◆ Exercise requirements:
**a.** Summarize the clinical study excerpt in two sentences.
**b.** Resume the clinical study excerpt from the point at which it stops.

The emergence of adverse events will be monitored throughout the study

• Active Comparator: 1 x 1.5 mg Exelon® Capsule (Novartis) + 1 x Placebo Capsule
• Active Comparator: 2 x 1.5 mg Exelon® Capsules (Novartis)
• Placebo Comparator: 2 x Placebo Capsules

Inclusion Criteria:

• Healthy Caucasian males between 18 and 40 years (inclusive) of age.
• No known history of significant neurological, renal, cardiovascular, respiratory (asthma), endocrinological, gastrointestinal, hematopoietic disease, neoplasm or any other clinically significant medical disorder, which in the investigator's judgment contraindicate administration of the study medications.
• Subjects within BMI 18-29 (inclusive) calculated as Weight (Kg)/Height (m)2.
• Non-smoking (by declaration) for a period of at least 6 months.
• No history of drug or alcohol abuse.
• Subjects with negative urinary drugs of abuse screen (Appendix 2) determined within 21 days of the start of the study.
• Negative HIV, Hepatitis B or Hepatitis C serology tests within 21 days of the first study session.
• Subjects must be able to adhere to the visit schedule and protocol requirements and be available to complete the study.

◆ Source data:
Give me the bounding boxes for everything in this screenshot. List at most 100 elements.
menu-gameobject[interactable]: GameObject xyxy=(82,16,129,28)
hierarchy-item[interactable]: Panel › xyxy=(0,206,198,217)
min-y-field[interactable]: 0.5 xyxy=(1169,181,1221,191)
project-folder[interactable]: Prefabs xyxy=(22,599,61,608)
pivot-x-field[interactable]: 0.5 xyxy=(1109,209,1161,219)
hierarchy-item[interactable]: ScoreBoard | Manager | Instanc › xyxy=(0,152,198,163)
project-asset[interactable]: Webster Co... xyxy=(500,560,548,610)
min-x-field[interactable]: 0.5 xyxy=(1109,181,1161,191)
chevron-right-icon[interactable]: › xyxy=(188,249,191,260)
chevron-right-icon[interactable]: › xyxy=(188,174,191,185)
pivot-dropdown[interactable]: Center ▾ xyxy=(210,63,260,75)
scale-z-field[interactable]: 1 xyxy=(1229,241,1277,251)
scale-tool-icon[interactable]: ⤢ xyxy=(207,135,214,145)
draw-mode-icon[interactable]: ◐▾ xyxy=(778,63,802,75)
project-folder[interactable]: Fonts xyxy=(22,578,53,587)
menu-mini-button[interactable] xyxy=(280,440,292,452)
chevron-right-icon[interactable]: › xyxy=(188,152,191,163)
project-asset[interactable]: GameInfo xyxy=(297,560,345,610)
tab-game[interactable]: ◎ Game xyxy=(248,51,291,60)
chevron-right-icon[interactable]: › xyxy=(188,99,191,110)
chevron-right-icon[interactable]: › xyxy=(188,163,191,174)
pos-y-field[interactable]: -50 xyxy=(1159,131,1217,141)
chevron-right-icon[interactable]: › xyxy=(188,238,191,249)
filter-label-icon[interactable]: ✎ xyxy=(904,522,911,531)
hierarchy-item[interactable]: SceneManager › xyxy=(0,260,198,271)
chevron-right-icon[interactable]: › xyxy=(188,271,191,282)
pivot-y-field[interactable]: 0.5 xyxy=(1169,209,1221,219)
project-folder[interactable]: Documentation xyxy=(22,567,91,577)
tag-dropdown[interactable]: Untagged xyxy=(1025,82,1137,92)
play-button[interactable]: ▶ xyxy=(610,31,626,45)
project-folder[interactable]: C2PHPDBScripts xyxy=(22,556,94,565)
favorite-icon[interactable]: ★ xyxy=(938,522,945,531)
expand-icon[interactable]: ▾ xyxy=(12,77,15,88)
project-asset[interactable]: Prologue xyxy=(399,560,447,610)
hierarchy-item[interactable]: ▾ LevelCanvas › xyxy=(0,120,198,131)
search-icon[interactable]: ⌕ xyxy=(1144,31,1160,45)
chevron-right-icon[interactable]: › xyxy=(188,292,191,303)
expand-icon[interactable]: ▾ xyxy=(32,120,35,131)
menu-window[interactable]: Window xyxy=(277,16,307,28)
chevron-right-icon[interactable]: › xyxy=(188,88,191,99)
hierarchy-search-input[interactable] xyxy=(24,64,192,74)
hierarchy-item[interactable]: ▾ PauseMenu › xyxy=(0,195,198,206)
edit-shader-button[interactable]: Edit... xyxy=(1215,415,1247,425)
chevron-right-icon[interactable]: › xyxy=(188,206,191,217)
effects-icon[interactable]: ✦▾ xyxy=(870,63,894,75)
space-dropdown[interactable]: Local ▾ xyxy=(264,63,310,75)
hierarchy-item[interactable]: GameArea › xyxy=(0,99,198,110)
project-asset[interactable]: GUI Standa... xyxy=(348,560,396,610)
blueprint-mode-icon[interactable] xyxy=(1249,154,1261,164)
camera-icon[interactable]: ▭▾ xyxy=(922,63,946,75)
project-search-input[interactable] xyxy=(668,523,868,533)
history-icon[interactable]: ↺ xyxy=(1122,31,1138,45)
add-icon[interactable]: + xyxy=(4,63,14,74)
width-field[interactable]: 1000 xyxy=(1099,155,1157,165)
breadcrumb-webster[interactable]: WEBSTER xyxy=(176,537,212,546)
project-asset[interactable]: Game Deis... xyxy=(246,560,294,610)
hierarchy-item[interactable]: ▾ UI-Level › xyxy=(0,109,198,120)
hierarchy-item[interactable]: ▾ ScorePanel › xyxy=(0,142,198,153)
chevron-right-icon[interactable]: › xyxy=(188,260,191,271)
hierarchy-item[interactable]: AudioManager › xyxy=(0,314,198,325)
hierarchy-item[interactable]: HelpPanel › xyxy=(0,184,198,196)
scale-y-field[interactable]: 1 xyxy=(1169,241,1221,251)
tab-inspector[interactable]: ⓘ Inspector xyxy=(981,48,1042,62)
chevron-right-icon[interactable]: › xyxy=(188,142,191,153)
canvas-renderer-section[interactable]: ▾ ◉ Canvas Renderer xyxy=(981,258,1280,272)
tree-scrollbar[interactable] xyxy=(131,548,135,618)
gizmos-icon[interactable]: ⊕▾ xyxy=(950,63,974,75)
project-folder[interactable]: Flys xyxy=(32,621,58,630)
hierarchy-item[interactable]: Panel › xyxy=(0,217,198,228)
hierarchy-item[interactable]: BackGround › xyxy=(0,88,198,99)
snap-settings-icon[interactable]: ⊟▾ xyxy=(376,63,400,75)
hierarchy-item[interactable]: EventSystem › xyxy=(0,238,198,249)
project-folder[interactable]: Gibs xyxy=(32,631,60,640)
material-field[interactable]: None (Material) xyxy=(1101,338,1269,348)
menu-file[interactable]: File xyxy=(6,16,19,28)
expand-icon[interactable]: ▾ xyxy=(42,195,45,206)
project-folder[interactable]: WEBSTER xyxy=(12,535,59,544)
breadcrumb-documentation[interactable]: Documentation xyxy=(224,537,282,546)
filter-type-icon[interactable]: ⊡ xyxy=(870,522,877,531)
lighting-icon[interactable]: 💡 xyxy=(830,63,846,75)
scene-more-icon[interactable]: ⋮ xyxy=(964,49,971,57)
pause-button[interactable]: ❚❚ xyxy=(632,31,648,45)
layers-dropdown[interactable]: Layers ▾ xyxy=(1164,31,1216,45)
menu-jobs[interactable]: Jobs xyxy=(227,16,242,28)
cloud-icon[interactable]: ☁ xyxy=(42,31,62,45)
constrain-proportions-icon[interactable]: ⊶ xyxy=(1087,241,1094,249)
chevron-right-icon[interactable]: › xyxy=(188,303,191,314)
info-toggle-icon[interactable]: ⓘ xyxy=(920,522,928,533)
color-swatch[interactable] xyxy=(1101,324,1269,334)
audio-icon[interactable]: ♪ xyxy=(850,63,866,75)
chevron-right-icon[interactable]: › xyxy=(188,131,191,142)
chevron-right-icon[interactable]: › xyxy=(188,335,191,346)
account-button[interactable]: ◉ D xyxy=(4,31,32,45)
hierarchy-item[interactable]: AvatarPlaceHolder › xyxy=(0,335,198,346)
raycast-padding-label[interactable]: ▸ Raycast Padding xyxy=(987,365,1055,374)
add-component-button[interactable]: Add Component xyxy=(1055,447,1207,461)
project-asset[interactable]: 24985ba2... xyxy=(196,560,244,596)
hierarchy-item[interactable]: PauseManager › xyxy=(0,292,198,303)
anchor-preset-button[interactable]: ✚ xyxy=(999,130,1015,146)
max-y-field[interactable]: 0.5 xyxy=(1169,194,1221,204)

◆ Answers to the exercises:
**a.** The study will monitor adverse events throughout and has three arms: one 1.5 mg Exelon® capsule plus one placebo capsule, two 1.5 mg Exelon® capsules, and two placebo capsules. To be included, subjects must be healthy Caucasian males aged 18 to 40 with a BMI of 18 to 29, no history of clinically significant medical disorders or drug or alcohol abuse, and no smoking for at least 6 months; they must also have negative drug-of-abuse, HIV, Hepatitis B and Hepatitis C tests within 21 days of the study's start and be able to follow the visit schedule and protocol.

**b.**
• Subjects must be fluent in Hebrew
• Subjects must satisfy a medical examiner about their fitness to participate in the study.
• Subjects must provide written informed consent to participate in the study.

Exclusion Criteria:

• • Known hypersensitivity to the drug, components or other carbamates.

  • History of or currently active asthma or chronic obstructive pulmonary disease.
  • History of or currently active cardiac arrhythmias such as bradycardia and sick sinus syndrome
  • History of urinary tract obstruction.
  • History of or currently active GI diseases such as peptic ulcer, GERD, bleeding or history of any GI surgery other than appendectomy or herniotomy, or with any gastrointestinal disorder likely to influence drug absorption, or with any history of anorexia, frequent nausea or emesis, regardless of etiology.
  • Significant abnormalities in screening physical exam
  • Significant abnormalities in clinical laboratory parameters (hematology, biochemistry, serology, urinalysis). Parameters to be measured are those shown in Appendix 2.
  • Significant abnormalities in ECG within 21 days of the start of the study.
  • Subjects with significant allergic response to other drugs.
  • Adherence (for whatever reason) to an abnormal diet during the 4 weeks prior to the study, or subjects with recent significant change in body weight.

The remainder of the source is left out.